## Problem details
Below are records; work out how many of their lines hold the string "understand" and give that number alone.
=== Section Start ===
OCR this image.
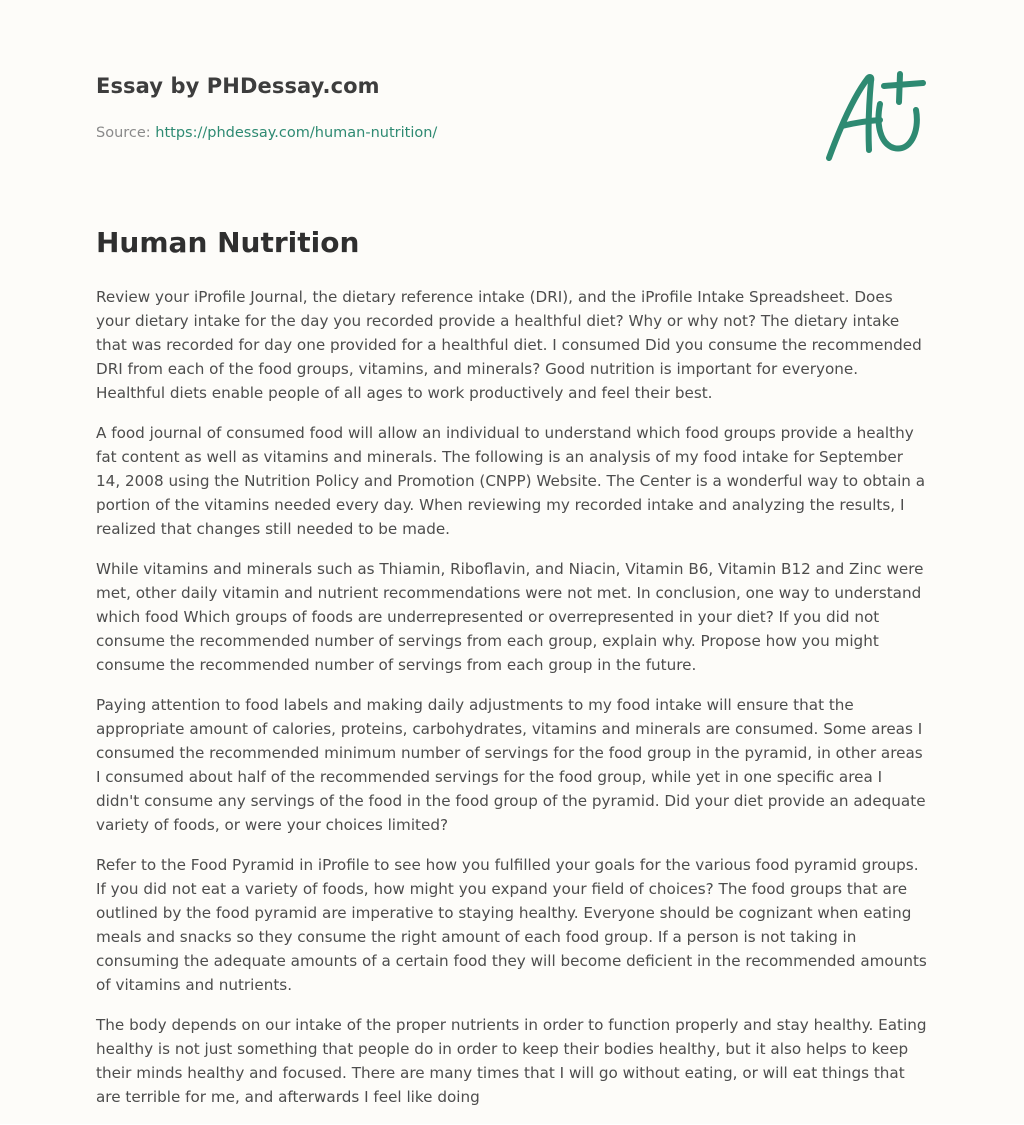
Essay by PHDessay.com
Source: https://phdessay.com/human-nutrition/
Human Nutrition

Review your iProfile Journal, the dietary reference intake (DRI), and the iProfile Intake Spreadsheet. Does your dietary intake for the day you recorded provide a healthful diet? Why or why not? The dietary intake that was recorded for day one provided for a healthful diet. I consumed Did you consume the recommended DRI from each of the food groups, vitamins, and minerals? Good nutrition is important for everyone. Healthful diets enable people of all ages to work productively and feel their best.

A food journal of consumed food will allow an individual to understand which food groups provide a healthy fat content as well as vitamins and minerals. The following is an analysis of my food intake for September 14, 2008 using the Nutrition Policy and Promotion (CNPP) Website. The Center is a wonderful way to obtain a portion of the vitamins needed every day. When reviewing my recorded intake and analyzing the results, I realized that changes still needed to be made.

While vitamins and minerals such as Thiamin, Riboflavin, and Niacin, Vitamin B6, Vitamin B12 and Zinc were met, other daily vitamin and nutrient recommendations were not met. In conclusion, one way to understand which food Which groups of foods are underrepresented or overrepresented in your diet? If you did not consume the recommended number of servings from each group, explain why. Propose how you might consume the recommended number of servings from each group in the future.

Paying attention to food labels and making daily adjustments to my food intake will ensure that the appropriate amount of calories, proteins, carbohydrates, vitamins and minerals are consumed. Some areas I consumed the recommended minimum number of servings for the food group in the pyramid, in other areas I consumed about half of the recommended servings for the food group, while yet in one specific area I didn't consume any servings of the food in the food group of the pyramid. Did your diet provide an adequate variety of foods, or were your choices limited?

Refer to the Food Pyramid in iProfile to see how you fulfilled your goals for the various food pyramid groups. If you did not eat a variety of foods, how might you expand your field of choices? The food groups that are outlined by the food pyramid are imperative to staying healthy. Everyone should be cognizant when eating meals and snacks so they consume the right amount of each food group. If a person is not taking in consuming the adequate amounts of a certain food they will become deficient in the recommended amounts of vitamins and nutrients.

The body depends on our intake of the proper nutrients in order to function properly and stay healthy. Eating healthy is not just something that people do in order to keep their bodies healthy, but it also helps to keep their minds healthy and focused. There are many times that I will go without eating, or will eat things that are terrible for me, and afterwards I feel like doing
=== Section End ===
## Your solution
2